What you need to do. Go over the entries below line by line, copying each one that contains the word "chiuso".

——————————

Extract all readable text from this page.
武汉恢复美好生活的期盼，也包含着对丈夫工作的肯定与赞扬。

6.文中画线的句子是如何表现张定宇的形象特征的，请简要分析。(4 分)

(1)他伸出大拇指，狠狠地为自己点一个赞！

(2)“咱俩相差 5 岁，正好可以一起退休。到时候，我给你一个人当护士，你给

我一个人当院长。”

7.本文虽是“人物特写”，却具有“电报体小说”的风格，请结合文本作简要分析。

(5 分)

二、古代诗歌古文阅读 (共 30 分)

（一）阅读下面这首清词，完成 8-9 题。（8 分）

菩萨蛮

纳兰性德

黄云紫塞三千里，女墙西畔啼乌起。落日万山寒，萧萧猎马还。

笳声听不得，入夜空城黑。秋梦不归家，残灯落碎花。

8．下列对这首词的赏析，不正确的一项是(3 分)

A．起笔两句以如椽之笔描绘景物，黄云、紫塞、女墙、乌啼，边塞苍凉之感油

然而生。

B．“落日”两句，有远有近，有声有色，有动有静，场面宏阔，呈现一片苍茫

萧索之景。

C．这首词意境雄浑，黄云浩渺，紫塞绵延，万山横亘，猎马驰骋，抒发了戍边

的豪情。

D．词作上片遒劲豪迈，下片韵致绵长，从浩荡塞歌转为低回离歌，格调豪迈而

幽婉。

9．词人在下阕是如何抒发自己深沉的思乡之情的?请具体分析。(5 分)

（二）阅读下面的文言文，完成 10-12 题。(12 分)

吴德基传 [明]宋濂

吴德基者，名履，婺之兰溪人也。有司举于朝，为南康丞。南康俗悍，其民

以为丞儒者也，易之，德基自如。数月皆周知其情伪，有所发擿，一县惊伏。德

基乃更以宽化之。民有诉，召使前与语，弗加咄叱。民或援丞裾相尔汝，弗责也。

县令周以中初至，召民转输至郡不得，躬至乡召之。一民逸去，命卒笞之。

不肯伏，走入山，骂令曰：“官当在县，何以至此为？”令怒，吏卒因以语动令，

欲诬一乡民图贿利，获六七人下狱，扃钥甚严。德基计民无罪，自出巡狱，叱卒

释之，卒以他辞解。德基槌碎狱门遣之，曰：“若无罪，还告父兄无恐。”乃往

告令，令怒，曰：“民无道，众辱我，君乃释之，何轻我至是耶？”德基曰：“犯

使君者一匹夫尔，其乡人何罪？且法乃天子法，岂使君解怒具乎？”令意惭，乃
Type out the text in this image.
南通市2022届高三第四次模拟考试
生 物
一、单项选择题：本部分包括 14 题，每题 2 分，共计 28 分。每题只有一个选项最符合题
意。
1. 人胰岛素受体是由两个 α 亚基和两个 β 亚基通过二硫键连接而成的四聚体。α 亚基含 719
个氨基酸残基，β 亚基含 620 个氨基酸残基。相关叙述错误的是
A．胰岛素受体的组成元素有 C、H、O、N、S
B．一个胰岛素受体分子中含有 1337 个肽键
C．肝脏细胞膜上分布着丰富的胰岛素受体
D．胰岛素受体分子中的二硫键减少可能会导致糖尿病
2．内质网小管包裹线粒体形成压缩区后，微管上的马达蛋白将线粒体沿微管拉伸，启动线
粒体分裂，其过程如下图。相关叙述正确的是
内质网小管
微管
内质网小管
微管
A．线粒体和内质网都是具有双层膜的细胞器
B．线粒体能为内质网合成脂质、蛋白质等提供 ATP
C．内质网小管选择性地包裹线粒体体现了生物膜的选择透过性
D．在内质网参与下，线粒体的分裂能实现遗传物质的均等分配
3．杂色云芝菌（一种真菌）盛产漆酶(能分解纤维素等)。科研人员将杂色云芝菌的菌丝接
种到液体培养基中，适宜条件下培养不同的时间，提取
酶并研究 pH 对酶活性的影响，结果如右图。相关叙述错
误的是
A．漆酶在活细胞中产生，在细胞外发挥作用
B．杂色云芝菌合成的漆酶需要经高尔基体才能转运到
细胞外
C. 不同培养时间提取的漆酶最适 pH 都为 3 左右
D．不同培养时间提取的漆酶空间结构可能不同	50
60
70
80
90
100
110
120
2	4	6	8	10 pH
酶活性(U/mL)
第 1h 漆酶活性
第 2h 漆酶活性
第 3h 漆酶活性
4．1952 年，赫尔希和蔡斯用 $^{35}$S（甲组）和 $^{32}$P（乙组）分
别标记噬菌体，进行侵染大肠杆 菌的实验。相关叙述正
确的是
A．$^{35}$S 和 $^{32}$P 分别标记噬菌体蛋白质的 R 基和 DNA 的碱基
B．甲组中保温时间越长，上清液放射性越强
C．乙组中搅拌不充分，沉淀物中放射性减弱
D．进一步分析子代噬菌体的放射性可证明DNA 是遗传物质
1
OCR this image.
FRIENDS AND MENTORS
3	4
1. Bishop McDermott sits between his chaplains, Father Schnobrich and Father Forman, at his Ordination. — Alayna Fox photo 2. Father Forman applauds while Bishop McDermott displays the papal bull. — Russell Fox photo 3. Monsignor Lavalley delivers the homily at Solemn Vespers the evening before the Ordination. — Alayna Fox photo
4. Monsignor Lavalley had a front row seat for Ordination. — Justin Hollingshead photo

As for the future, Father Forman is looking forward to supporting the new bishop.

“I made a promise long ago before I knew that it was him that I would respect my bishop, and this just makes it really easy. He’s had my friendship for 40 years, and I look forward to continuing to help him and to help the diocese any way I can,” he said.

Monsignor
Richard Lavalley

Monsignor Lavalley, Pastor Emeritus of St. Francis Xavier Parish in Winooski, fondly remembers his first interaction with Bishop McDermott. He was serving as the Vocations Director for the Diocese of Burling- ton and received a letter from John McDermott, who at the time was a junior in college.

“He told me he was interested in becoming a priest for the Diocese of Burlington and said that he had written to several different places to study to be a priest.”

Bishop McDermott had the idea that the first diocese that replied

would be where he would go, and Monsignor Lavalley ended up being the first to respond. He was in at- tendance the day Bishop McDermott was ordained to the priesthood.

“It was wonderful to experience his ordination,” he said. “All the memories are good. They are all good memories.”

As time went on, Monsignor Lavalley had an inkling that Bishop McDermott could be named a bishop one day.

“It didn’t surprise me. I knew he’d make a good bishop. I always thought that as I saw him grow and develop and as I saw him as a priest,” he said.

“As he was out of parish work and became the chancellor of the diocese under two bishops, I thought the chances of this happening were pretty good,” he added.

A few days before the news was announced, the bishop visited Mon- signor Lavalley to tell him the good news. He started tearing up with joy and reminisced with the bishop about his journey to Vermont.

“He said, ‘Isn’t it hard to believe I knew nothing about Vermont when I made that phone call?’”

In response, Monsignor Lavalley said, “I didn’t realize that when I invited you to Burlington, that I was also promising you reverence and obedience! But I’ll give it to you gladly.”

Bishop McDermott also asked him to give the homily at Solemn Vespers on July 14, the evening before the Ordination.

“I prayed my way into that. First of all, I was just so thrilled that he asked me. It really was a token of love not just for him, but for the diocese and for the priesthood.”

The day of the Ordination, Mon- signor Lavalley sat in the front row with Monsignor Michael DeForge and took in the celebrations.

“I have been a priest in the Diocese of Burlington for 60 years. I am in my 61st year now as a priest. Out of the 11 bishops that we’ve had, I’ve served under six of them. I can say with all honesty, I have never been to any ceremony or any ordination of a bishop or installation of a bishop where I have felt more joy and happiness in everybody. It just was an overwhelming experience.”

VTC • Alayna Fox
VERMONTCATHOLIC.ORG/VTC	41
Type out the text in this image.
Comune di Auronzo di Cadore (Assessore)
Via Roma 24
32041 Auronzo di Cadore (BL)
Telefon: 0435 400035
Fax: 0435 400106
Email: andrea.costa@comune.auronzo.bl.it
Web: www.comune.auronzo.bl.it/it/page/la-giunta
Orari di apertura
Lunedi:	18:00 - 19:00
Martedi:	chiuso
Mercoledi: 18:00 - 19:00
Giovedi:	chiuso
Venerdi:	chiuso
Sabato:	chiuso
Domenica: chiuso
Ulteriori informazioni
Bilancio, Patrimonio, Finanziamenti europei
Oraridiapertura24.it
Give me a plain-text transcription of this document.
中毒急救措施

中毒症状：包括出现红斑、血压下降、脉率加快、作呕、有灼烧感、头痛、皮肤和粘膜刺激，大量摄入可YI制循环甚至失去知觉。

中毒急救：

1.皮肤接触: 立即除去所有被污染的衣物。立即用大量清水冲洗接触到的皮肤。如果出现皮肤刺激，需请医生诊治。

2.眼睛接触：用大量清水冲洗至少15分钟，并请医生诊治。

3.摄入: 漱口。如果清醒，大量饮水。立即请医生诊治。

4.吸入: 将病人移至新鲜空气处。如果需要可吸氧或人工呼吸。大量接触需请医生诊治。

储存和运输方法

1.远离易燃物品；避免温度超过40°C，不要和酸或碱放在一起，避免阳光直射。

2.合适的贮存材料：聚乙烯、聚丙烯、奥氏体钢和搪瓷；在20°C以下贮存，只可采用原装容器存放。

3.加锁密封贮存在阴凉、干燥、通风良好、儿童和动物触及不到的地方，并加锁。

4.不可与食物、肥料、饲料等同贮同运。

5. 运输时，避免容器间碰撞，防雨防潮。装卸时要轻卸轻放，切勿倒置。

——————————

Full solution.
Martedi:	chiuso
Giovedi:	chiuso
Venerdi:	chiuso
Sabato:	chiuso
Domenica: chiuso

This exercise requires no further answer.